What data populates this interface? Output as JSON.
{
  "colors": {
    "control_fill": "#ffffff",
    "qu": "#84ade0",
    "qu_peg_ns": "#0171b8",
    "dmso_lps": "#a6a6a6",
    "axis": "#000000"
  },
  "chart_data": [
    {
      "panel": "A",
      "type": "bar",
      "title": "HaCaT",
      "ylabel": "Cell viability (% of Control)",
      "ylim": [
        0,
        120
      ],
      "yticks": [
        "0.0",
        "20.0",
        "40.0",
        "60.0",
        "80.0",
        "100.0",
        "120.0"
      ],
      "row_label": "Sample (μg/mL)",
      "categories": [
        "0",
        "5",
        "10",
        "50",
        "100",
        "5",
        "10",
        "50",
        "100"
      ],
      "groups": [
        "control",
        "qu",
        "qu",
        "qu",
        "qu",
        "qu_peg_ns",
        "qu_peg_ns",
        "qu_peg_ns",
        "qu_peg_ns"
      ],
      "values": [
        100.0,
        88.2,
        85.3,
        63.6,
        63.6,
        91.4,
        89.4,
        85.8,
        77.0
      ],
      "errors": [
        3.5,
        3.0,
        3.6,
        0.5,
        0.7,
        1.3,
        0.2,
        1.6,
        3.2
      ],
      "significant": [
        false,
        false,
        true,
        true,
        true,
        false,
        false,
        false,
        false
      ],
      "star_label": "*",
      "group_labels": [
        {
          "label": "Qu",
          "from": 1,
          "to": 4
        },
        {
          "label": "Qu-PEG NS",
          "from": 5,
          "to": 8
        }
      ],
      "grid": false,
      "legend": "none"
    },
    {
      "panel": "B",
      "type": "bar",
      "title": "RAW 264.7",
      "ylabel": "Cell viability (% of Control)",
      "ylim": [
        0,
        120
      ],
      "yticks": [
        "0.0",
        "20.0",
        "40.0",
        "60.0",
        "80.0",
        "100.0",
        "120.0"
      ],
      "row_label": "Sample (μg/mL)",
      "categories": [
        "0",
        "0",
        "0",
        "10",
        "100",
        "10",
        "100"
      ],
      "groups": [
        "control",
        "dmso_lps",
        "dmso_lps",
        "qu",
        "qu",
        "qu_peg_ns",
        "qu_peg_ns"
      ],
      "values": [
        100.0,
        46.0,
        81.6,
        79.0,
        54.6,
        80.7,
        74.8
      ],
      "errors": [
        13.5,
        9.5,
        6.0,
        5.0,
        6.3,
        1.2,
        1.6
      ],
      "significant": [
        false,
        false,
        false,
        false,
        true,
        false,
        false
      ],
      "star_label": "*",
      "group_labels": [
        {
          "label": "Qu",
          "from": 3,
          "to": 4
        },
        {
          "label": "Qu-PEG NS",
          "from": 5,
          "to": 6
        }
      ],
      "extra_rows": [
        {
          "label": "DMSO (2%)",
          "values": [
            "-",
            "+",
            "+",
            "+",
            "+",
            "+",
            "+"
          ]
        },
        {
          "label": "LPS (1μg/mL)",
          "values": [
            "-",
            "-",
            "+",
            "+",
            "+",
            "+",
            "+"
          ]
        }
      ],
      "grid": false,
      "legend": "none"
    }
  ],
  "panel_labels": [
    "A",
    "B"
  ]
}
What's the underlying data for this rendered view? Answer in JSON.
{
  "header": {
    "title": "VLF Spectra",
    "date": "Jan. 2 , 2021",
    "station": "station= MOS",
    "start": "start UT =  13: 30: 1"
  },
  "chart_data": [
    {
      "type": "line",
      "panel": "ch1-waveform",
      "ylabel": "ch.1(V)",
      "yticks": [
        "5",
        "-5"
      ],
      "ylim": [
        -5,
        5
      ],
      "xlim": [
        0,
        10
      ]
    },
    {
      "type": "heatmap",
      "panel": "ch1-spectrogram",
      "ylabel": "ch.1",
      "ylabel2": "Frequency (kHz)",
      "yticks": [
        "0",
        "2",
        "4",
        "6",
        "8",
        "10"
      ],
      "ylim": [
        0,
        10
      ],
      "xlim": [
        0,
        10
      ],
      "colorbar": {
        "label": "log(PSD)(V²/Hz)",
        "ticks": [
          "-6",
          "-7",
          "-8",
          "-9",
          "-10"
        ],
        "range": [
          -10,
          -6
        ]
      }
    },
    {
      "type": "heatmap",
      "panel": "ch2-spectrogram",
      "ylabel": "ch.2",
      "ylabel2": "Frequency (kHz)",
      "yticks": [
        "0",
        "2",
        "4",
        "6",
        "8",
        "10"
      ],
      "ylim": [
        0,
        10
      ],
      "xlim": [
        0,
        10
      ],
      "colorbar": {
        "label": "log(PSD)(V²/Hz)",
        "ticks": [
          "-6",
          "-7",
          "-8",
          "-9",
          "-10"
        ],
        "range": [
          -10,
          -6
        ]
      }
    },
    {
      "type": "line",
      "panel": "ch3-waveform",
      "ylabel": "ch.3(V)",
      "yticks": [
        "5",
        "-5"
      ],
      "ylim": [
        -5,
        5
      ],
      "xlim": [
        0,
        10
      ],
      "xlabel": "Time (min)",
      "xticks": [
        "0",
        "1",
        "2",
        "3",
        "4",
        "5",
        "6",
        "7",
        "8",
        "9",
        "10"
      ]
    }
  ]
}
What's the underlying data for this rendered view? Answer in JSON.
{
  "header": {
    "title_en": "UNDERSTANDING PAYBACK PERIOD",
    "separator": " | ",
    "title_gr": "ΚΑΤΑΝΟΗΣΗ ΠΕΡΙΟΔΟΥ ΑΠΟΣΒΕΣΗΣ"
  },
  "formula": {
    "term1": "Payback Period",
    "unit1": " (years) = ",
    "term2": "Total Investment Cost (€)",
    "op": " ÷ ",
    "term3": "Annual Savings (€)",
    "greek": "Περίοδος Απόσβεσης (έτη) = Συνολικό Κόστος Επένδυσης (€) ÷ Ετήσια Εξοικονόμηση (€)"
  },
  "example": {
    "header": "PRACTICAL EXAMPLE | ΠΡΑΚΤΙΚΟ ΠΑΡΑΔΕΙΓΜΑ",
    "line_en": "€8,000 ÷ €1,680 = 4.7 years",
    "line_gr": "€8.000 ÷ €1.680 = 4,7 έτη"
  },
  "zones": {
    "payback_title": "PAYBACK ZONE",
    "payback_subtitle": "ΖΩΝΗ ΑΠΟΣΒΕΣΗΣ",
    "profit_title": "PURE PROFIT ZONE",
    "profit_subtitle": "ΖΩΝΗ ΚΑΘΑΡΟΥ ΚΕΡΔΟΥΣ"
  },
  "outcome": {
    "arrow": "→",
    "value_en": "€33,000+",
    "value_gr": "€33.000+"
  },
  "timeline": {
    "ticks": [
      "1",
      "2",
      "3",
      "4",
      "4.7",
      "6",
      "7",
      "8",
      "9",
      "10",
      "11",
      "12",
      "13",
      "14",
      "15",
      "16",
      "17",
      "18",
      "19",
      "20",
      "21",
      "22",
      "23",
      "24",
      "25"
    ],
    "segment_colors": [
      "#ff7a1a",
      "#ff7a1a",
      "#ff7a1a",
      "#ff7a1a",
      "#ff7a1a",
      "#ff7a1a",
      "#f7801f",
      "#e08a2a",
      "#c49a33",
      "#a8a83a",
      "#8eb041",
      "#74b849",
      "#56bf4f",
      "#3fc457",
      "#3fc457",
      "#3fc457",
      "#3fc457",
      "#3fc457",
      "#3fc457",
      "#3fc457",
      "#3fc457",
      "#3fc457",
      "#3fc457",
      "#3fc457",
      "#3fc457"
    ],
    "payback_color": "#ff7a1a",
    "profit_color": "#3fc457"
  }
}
_ _ _ _
Print out all the entries precisely as written.

What data populates this interface? Output as JSON.
{
  "colors": {
    "control_fill": "#ffffff",
    "qu": "#84ade0",
    "qu_peg_ns": "#0171b8",
    "dmso_lps": "#a6a6a6",
    "axis": "#000000"
  },
  "chart_data": [
    {
      "panel": "A",
      "type": "bar",
      "title": "HaCaT",
      "ylabel": "Cell viability (% of Control)",
      "ylim": [
        0,
        120
      ],
      "yticks": [
        "0.0",
        "20.0",
        "40.0",
        "60.0",
        "80.0",
        "100.0",
        "120.0"
      ],
      "row_label": "Sample (μg/mL)",
      "categories": [
        "0",
        "5",
        "10",
        "50",
        "100",
        "5",
        "10",
        "50",
        "100"
      ],
      "groups": [
        "control",
        "qu",
        "qu",
        "qu",
        "qu",
        "qu_peg_ns",
        "qu_peg_ns",
        "qu_peg_ns",
        "qu_peg_ns"
      ],
      "values": [
        100.0,
        88.2,
        85.3,
        63.6,
        63.6,
        91.4,
        89.4,
        85.8,
        77.0
      ],
      "errors": [
        3.5,
        3.0,
        3.6,
        0.5,
        0.7,
        1.3,
        0.2,
        1.6,
        3.2
      ],
      "significant": [
        false,
        false,
        true,
        true,
        true,
        false,
        false,
        false,
        false
      ],
      "star_label": "*",
      "group_labels": [
        {
          "label": "Qu",
          "from": 1,
          "to": 4
        },
        {
          "label": "Qu-PEG NS",
          "from": 5,
          "to": 8
        }
      ],
      "grid": false,
      "legend": "none"
    },
    {
      "panel": "B",
      "type": "bar",
      "title": "RAW 264.7",
      "ylabel": "Cell viability (% of Control)",
      "ylim": [
        0,
        120
      ],
      "yticks": [
        "0.0",
        "20.0",
        "40.0",
        "60.0",
        "80.0",
        "100.0",
        "120.0"
      ],
      "row_label": "Sample (μg/mL)",
      "categories": [
        "0",
        "0",
        "0",
        "10",
        "100",
        "10",
        "100"
      ],
      "groups": [
        "control",
        "dmso_lps",
        "dmso_lps",
        "qu",
        "qu",
        "qu_peg_ns",
        "qu_peg_ns"
      ],
      "values": [
        100.0,
        46.0,
        81.6,
        79.0,
        54.6,
        80.7,
        74.8
      ],
      "errors": [
        13.5,
        9.5,
        6.0,
        5.0,
        6.3,
        1.2,
        1.6
      ],
      "significant": [
        false,
        false,
        false,
        false,
        true,
        false,
        false
      ],
      "star_label": "*",
      "group_labels": [
        {
          "label": "Qu",
          "from": 3,
          "to": 4
        },
        {
          "label": "Qu-PEG NS",
          "from": 5,
          "to": 6
        }
      ],
      "extra_rows": [
        {
          "label": "DMSO (2%)",
          "values": [
            "-",
            "+",
            "+",
            "+",
            "+",
            "+",
            "+"
          ]
        },
        {
          "label": "LPS (1μg/mL)",
          "values": [
            "-",
            "-",
            "+",
            "+",
            "+",
            "+",
            "+"
          ]
        }
      ],
      "grid": false,
      "legend": "none"
    }
  ],
  "panel_labels": [
    "A",
    "B"
  ]
}
What's the underlying data for this rendered view? Answer in JSON.
{
  "header": {
    "title": "VLF Spectra",
    "date": "Jan. 2 , 2021",
    "station": "station= MOS",
    "start": "start UT =  13: 30: 1"
  },
  "chart_data": [
    {
      "type": "line",
      "panel": "ch1-waveform",
      "ylabel": "ch.1(V)",
      "yticks": [
        "5",
        "-5"
      ],
      "ylim": [
        -5,
        5
      ],
      "xlim": [
        0,
        10
      ]
    },
    {
      "type": "heatmap",
      "panel": "ch1-spectrogram",
      "ylabel": "ch.1",
      "ylabel2": "Frequency (kHz)",
      "yticks": [
        "0",
        "2",
        "4",
        "6",
        "8",
        "10"
      ],
      "ylim": [
        0,
        10
      ],
      "xlim": [
        0,
        10
      ],
      "colorbar": {
        "label": "log(PSD)(V²/Hz)",
        "ticks": [
          "-6",
          "-7",
          "-8",
          "-9",
          "-10"
        ],
        "range": [
          -10,
          -6
        ]
      }
    },
    {
      "type": "heatmap",
      "panel": "ch2-spectrogram",
      "ylabel": "ch.2",
      "ylabel2": "Frequency (kHz)",
      "yticks": [
        "0",
        "2",
        "4",
        "6",
        "8",
        "10"
      ],
      "ylim": [
        0,
        10
      ],
      "xlim": [
        0,
        10
      ],
      "colorbar": {
        "label": "log(PSD)(V²/Hz)",
        "ticks": [
          "-6",
          "-7",
          "-8",
          "-9",
          "-10"
        ],
        "range": [
          -10,
          -6
        ]
      }
    },
    {
      "type": "line",
      "panel": "ch3-waveform",
      "ylabel": "ch.3(V)",
      "yticks": [
        "5",
        "-5"
      ],
      "ylim": [
        -5,
        5
      ],
      "xlim": [
        0,
        10
      ],
      "xlabel": "Time (min)",
      "xticks": [
        "0",
        "1",
        "2",
        "3",
        "4",
        "5",
        "6",
        "7",
        "8",
        "9",
        "10"
      ]
    }
  ]
}
What's the underlying data for this rendered view? Answer in JSON.
{
  "header": {
    "title_en": "UNDERSTANDING PAYBACK PERIOD",
    "separator": " | ",
    "title_gr": "ΚΑΤΑΝΟΗΣΗ ΠΕΡΙΟΔΟΥ ΑΠΟΣΒΕΣΗΣ"
  },
  "formula": {
    "term1": "Payback Period",
    "unit1": " (years) = ",
    "term2": "Total Investment Cost (€)",
    "op": " ÷ ",
    "term3": "Annual Savings (€)",
    "greek": "Περίοδος Απόσβεσης (έτη) = Συνολικό Κόστος Επένδυσης (€) ÷ Ετήσια Εξοικονόμηση (€)"
  },
  "example": {
    "header": "PRACTICAL EXAMPLE | ΠΡΑΚΤΙΚΟ ΠΑΡΑΔΕΙΓΜΑ",
    "line_en": "€8,000 ÷ €1,680 = 4.7 years",
    "line_gr": "€8.000 ÷ €1.680 = 4,7 έτη"
  },
  "zones": {
    "payback_title": "PAYBACK ZONE",
    "payback_subtitle": "ΖΩΝΗ ΑΠΟΣΒΕΣΗΣ",
    "profit_title": "PURE PROFIT ZONE",
    "profit_subtitle": "ΖΩΝΗ ΚΑΘΑΡΟΥ ΚΕΡΔΟΥΣ"
  },
  "outcome": {
    "arrow": "→",
    "value_en": "€33,000+",
    "value_gr": "€33.000+"
  },
  "timeline": {
    "ticks": [
      "1",
      "2",
      "3",
      "4",
      "4.7",
      "6",
      "7",
      "8",
      "9",
      "10",
      "11",
      "12",
      "13",
      "14",
      "15",
      "16",
      "17",
      "18",
      "19",
      "20",
      "21",
      "22",
      "23",
      "24",
      "25"
    ],
    "segment_colors": [
      "#ff7a1a",
      "#ff7a1a",
      "#ff7a1a",
      "#ff7a1a",
      "#ff7a1a",
      "#ff7a1a",
      "#f7801f",
      "#e08a2a",
      "#c49a33",
      "#a8a83a",
      "#8eb041",
      "#74b849",
      "#56bf4f",
      "#3fc457",
      "#3fc457",
      "#3fc457",
      "#3fc457",
      "#3fc457",
      "#3fc457",
      "#3fc457",
      "#3fc457",
      "#3fc457",
      "#3fc457",
      "#3fc457",
      "#3fc457"
    ],
    "payback_color": "#ff7a1a",
    "profit_color": "#3fc457"
  }
}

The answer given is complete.